**Work required:**
Reproduce all entries word for word.

**Record list:**
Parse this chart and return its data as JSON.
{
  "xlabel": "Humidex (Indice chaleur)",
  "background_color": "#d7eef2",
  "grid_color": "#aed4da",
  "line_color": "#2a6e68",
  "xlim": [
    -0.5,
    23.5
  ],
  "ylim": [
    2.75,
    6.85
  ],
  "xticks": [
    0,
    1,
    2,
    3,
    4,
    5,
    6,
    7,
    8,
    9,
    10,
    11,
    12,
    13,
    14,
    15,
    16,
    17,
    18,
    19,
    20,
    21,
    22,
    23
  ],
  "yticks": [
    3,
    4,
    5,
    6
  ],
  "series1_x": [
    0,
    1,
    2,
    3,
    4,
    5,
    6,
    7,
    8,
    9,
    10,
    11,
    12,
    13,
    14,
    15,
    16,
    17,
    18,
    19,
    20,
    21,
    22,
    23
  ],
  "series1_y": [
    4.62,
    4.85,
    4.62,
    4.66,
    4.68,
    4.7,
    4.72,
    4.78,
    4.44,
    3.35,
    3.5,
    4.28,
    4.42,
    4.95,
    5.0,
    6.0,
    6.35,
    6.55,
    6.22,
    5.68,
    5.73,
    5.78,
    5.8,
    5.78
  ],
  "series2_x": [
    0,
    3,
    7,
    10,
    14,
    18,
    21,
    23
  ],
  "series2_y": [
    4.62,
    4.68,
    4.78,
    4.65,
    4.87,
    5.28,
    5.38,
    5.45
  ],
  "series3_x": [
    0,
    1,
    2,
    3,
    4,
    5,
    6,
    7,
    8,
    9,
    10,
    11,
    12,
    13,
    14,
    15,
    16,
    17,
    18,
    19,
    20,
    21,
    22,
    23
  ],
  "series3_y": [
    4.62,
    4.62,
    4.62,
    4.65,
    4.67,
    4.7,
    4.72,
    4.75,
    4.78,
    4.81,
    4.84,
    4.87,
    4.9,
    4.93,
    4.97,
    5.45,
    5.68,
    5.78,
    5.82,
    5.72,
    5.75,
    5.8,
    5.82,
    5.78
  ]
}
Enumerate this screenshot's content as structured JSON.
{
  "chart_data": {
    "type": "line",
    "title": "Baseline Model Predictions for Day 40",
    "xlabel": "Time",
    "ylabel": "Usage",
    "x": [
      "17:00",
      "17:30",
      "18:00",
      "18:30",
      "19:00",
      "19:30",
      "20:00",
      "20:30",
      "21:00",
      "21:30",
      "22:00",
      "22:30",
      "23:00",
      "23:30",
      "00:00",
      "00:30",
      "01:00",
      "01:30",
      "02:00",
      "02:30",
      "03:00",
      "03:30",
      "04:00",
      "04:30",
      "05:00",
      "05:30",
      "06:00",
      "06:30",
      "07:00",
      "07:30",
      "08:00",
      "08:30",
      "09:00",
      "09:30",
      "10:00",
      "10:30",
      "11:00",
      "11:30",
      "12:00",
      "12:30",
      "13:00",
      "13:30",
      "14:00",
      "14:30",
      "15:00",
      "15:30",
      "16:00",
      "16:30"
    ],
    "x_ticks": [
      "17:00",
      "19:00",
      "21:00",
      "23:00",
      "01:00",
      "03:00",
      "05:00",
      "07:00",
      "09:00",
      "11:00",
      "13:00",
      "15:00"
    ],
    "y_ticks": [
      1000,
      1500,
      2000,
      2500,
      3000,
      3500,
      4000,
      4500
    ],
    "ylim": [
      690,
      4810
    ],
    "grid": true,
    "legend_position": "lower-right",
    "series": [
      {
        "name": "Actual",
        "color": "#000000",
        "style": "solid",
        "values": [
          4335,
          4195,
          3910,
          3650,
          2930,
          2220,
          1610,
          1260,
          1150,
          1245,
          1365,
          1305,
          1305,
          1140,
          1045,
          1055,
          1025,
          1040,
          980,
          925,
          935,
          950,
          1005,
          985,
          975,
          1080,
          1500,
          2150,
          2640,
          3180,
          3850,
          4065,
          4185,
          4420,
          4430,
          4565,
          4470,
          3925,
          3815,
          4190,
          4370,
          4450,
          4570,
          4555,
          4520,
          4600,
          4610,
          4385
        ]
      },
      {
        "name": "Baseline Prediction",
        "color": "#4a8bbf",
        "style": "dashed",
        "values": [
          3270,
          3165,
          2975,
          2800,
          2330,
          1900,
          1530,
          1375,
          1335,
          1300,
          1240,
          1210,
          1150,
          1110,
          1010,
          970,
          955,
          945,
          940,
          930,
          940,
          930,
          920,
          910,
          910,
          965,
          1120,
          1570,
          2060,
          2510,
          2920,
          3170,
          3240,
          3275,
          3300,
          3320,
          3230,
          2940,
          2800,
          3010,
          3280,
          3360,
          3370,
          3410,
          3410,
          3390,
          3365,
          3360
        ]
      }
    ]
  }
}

**Output below:**
Parse this chart and return its data as JSON.
{
  "xlabel": "Humidex (Indice chaleur)",
  "background_color": "#d7eef2",
  "grid_color": "#aed4da",
  "line_color": "#2a6e68",
  "xlim": [
    -0.5,
    23.5
  ],
  "ylim": [
    2.75,
    6.85
  ],
  "xticks": [
    0,
    1,
    2,
    3,
    4,
    5,
    6,
    7,
    8,
    9,
    10,
    11,
    12,
    13,
    14,
    15,
    16,
    17,
    18,
    19,
    20,
    21,
    22,
    23
  ],
  "yticks": [
    3,
    4,
    5,
    6
  ],
  "series1_x": [
    0,
    1,
    2,
    3,
    4,
    5,
    6,
    7,
    8,
    9,
    10,
    11,
    12,
    13,
    14,
    15,
    16,
    17,
    18,
    19,
    20,
    21,
    22,
    23
  ],
  "series1_y": [
    4.62,
    4.85,
    4.62,
    4.66,
    4.68,
    4.7,
    4.72,
    4.78,
    4.44,
    3.35,
    3.5,
    4.28,
    4.42,
    4.95,
    5.0,
    6.0,
    6.35,
    6.55,
    6.22,
    5.68,
    5.73,
    5.78,
    5.8,
    5.78
  ],
  "series2_x": [
    0,
    3,
    7,
    10,
    14,
    18,
    21,
    23
  ],
  "series2_y": [
    4.62,
    4.68,
    4.78,
    4.65,
    4.87,
    5.28,
    5.38,
    5.45
  ],
  "series3_x": [
    0,
    1,
    2,
    3,
    4,
    5,
    6,
    7,
    8,
    9,
    10,
    11,
    12,
    13,
    14,
    15,
    16,
    17,
    18,
    19,
    20,
    21,
    22,
    23
  ],
  "series3_y": [
    4.62,
    4.62,
    4.62,
    4.65,
    4.67,
    4.7,
    4.72,
    4.75,
    4.78,
    4.81,
    4.84,
    4.87,
    4.9,
    4.93,
    4.97,
    5.45,
    5.68,
    5.78,
    5.82,
    5.72,
    5.75,
    5.8,
    5.82,
    5.78
  ]
}
Enumerate this screenshot's content as structured JSON.
{
  "chart_data": {
    "type": "line",
    "title": "Baseline Model Predictions for Day 40",
    "xlabel": "Time",
    "ylabel": "Usage",
    "x": [
      "17:00",
      "17:30",
      "18:00",
      "18:30",
      "19:00",
      "19:30",
      "20:00",
      "20:30",
      "21:00",
      "21:30",
      "22:00",
      "22:30",
      "23:00",
      "23:30",
      "00:00",
      "00:30",
      "01:00",
      "01:30",
      "02:00",
      "02:30",
      "03:00",
      "03:30",
      "04:00",
      "04:30",
      "05:00",
      "05:30",
      "06:00",
      "06:30",
      "07:00",
      "07:30",
      "08:00",
      "08:30",
      "09:00",
      "09:30",
      "10:00",
      "10:30",
      "11:00",
      "11:30",
      "12:00",
      "12:30",
      "13:00",
      "13:30",
      "14:00",
      "14:30",
      "15:00",
      "15:30",
      "16:00",
      "16:30"
    ],
    "x_ticks": [
      "17:00",
      "19:00",
      "21:00",
      "23:00",
      "01:00",
      "03:00",
      "05:00",
      "07:00",
      "09:00",
      "11:00",
      "13:00",
      "15:00"
    ],
    "y_ticks": [
      1000,
      1500,
      2000,
      2500,
      3000,
      3500,
      4000,
      4500
    ],
    "ylim": [
      690,
      4810
    ],
    "grid": true,
    "legend_position": "lower-right",
    "series": [
      {
        "name": "Actual",
        "color": "#000000",
        "style": "solid",
        "values": [
          4335,
          4195,
          3910,
          3650,
          2930,
          2220,
          1610,
          1260,
          1150,
          1245,
          1365,
          1305,
          1305,
          1140,
          1045,
          1055,
          1025,
          1040,
          980,
          925,
          935,
          950,
          1005,
          985,
          975,
          1080,
          1500,
          2150,
          2640,
          3180,
          3850,
          4065,
          4185,
          4420,
          4430,
          4565,
          4470,
          3925,
          3815,
          4190,
          4370,
          4450,
          4570,
          4555,
          4520,
          4600,
          4610,
          4385
        ]
      },
      {
        "name": "Baseline Prediction",
        "color": "#4a8bbf",
        "style": "dashed",
        "values": [
          3270,
          3165,
          2975,
          2800,
          2330,
          1900,
          1530,
          1375,
          1335,
          1300,
          1240,
          1210,
          1150,
          1110,
          1010,
          970,
          955,
          945,
          940,
          930,
          940,
          930,
          920,
          910,
          910,
          965,
          1120,
          1570,
          2060,
          2510,
          2920,
          3170,
          3240,
          3275,
          3300,
          3320,
          3230,
          2940,
          2800,
          3010,
          3280,
          3360,
          3370,
          3410,
          3410,
          3390,
          3365,
          3360
        ]
      }
    ]
  }
}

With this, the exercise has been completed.